**WHAT NEEDS TO BE DONE**:
Go through the data below and gather each line containing "xlabel".
□ □ □ □
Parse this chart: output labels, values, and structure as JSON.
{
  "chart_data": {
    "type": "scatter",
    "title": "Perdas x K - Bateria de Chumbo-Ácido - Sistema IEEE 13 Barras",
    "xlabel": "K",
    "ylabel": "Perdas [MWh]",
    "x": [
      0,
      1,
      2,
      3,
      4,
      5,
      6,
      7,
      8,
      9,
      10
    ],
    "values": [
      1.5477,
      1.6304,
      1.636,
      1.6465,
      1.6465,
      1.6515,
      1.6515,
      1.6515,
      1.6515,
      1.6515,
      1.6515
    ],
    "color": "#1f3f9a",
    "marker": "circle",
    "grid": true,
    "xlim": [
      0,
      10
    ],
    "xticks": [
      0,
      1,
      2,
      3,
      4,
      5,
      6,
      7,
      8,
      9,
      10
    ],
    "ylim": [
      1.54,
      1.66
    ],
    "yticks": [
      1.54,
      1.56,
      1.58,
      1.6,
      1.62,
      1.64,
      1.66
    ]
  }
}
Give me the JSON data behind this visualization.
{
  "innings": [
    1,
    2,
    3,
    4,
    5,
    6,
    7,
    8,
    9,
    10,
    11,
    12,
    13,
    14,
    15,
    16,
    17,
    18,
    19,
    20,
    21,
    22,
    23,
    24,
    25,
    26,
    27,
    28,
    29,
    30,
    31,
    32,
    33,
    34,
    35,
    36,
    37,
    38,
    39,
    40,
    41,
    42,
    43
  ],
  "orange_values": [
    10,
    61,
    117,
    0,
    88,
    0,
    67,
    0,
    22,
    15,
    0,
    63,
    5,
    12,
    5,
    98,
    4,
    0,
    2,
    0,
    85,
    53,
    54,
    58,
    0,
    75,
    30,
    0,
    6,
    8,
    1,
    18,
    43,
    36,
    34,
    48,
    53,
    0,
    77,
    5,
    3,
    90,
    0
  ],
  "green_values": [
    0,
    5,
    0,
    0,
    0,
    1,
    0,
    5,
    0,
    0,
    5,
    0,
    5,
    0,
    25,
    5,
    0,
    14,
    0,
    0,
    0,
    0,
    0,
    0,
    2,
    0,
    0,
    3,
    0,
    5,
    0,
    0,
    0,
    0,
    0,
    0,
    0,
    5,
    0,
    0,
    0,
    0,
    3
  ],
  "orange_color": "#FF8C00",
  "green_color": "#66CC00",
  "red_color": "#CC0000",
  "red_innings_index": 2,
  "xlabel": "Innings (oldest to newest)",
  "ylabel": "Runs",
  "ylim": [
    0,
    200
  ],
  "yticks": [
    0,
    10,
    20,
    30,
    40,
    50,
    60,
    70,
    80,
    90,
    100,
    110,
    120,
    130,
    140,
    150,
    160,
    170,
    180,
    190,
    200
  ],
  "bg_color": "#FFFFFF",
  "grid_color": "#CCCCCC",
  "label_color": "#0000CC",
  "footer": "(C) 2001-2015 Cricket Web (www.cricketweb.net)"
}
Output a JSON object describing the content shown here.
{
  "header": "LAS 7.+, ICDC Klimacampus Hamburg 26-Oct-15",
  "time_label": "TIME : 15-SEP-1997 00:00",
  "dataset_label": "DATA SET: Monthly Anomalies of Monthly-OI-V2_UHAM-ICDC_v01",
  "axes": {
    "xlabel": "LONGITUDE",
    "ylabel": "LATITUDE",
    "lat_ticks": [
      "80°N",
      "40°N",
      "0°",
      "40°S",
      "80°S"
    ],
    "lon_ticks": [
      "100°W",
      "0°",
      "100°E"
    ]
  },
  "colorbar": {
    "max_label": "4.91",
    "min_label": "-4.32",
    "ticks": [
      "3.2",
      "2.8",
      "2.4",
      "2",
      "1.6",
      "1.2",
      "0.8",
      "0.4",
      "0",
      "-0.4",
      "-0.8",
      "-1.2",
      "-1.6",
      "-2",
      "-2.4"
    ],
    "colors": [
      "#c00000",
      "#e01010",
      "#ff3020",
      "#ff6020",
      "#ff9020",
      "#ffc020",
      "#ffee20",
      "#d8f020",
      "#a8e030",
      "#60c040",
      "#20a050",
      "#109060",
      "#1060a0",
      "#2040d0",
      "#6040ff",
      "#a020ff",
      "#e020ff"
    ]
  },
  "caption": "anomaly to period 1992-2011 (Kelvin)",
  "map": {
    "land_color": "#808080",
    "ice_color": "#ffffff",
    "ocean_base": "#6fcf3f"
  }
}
□ □ □ □
**SOLVED EXERCISE**:
    "xlabel": "K",
  "xlabel": "Innings (oldest to newest)",
    "xlabel": "LONGITUDE",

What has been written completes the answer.